* **RECORDS PROVIDED**:
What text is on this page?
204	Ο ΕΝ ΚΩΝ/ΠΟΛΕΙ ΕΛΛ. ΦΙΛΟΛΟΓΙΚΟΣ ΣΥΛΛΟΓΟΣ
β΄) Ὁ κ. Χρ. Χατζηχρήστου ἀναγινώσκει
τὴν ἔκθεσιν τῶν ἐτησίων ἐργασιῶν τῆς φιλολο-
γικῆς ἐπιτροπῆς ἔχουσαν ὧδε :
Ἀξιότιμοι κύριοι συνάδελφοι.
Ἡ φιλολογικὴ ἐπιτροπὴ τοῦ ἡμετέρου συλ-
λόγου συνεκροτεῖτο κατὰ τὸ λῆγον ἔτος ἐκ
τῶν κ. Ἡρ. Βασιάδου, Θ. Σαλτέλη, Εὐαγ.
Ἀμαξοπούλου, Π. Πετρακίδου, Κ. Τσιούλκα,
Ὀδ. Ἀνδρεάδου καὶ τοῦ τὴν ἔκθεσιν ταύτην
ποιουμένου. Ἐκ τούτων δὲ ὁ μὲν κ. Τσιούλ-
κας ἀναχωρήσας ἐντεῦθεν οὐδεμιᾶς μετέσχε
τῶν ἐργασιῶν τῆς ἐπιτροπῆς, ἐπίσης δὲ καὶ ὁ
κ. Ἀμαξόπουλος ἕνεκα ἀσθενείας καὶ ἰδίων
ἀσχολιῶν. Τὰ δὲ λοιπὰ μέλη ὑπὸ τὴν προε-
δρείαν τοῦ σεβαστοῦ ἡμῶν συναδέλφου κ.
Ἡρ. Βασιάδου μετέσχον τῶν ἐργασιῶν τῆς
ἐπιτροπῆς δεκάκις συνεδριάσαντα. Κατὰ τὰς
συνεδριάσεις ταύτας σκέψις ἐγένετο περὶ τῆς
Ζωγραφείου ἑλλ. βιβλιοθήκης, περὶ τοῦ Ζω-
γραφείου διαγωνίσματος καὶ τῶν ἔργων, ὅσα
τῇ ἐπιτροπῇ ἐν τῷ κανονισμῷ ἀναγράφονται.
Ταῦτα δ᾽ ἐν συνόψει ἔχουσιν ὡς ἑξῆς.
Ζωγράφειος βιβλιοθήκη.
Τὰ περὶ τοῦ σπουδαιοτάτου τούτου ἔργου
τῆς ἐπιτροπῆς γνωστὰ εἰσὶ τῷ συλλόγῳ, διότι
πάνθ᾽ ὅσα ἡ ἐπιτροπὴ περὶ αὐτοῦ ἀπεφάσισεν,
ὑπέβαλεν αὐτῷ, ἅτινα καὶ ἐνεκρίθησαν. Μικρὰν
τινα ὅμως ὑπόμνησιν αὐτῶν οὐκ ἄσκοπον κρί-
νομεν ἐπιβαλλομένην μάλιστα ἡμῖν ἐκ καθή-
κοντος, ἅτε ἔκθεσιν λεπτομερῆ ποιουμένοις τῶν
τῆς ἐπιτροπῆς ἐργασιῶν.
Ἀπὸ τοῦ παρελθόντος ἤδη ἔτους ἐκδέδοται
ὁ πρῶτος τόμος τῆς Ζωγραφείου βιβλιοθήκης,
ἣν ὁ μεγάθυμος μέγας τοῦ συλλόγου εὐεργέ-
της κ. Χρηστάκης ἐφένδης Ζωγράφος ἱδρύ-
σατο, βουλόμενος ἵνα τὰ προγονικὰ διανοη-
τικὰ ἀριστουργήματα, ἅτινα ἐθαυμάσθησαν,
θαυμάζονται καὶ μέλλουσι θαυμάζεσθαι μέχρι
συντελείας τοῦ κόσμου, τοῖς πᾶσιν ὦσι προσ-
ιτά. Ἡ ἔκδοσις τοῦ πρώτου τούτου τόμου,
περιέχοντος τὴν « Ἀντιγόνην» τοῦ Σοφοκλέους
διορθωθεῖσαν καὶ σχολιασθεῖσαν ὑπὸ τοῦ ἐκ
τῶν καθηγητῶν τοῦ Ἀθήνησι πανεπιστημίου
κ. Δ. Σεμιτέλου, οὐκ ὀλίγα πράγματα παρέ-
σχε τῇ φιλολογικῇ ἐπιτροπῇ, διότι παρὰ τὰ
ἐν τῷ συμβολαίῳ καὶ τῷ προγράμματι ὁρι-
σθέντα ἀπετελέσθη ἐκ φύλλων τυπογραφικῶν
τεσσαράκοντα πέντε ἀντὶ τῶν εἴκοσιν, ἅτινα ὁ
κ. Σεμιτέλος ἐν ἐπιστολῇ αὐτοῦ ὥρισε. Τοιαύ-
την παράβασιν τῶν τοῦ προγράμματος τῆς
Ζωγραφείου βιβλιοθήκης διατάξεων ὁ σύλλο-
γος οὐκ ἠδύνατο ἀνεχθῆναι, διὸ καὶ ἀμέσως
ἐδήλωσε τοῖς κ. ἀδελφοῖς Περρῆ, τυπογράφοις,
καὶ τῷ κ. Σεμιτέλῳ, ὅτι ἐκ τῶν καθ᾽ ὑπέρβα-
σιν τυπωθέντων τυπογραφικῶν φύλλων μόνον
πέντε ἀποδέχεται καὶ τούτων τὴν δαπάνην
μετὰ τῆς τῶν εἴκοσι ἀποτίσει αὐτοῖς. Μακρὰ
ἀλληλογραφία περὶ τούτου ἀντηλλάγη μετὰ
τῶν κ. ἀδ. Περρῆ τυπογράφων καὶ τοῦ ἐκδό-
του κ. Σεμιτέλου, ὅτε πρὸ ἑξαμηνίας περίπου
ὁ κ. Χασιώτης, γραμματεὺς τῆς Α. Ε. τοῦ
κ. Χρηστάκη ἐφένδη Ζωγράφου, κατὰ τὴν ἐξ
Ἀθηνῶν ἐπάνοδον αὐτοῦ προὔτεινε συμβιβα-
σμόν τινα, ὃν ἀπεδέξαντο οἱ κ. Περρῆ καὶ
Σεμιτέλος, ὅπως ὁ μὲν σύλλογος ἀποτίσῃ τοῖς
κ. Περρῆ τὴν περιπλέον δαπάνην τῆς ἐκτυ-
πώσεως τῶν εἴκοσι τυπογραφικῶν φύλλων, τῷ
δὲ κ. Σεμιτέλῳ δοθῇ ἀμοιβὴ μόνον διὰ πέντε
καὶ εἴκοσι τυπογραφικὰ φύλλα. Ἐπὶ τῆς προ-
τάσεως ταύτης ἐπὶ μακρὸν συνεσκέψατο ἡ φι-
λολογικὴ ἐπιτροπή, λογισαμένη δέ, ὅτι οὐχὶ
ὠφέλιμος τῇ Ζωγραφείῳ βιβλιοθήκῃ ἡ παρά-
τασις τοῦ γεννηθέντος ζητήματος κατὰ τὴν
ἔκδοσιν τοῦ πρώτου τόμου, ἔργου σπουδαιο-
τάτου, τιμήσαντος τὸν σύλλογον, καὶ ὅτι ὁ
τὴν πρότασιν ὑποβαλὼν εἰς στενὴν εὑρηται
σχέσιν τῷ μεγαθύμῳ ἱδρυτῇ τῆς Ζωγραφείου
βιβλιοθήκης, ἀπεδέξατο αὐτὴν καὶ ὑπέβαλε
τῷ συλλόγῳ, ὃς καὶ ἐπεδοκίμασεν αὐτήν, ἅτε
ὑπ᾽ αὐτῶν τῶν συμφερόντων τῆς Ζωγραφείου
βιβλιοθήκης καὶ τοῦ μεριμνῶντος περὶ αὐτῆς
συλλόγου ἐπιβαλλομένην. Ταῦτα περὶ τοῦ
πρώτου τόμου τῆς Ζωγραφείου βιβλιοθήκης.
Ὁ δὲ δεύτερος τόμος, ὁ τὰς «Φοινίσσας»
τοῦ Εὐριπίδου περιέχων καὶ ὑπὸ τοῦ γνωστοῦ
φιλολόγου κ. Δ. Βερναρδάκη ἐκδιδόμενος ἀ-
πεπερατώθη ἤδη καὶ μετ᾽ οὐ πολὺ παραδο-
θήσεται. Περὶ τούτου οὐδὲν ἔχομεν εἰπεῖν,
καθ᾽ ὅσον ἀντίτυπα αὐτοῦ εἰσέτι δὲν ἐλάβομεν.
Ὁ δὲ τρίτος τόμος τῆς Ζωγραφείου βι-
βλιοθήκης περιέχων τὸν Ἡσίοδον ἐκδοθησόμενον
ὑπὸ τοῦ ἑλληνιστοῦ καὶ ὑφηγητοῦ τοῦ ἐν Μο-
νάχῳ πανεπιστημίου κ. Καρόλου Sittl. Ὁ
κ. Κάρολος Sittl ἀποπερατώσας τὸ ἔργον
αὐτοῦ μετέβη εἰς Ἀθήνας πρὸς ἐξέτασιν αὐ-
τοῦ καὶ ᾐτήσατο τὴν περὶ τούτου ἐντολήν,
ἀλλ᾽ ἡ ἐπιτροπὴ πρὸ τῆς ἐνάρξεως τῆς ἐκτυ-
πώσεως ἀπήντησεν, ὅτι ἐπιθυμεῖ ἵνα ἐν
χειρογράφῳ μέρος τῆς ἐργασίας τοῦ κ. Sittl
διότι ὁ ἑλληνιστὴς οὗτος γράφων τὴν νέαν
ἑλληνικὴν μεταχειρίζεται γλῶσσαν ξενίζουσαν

* **SHORT PROBLEM**: Using the material above, report each line where "πρώτου" occurs.

* **CORRECT OUTPUT**:
ιτά. Ἡ ἔκδοσις τοῦ πρώτου τούτου τόμου,
ἔκδοσιν τοῦ πρώτου τόμου, ἔργου σπουδαιο-
πρώτου τόμου τῆς Ζωγραφείου βιβλιοθήκης.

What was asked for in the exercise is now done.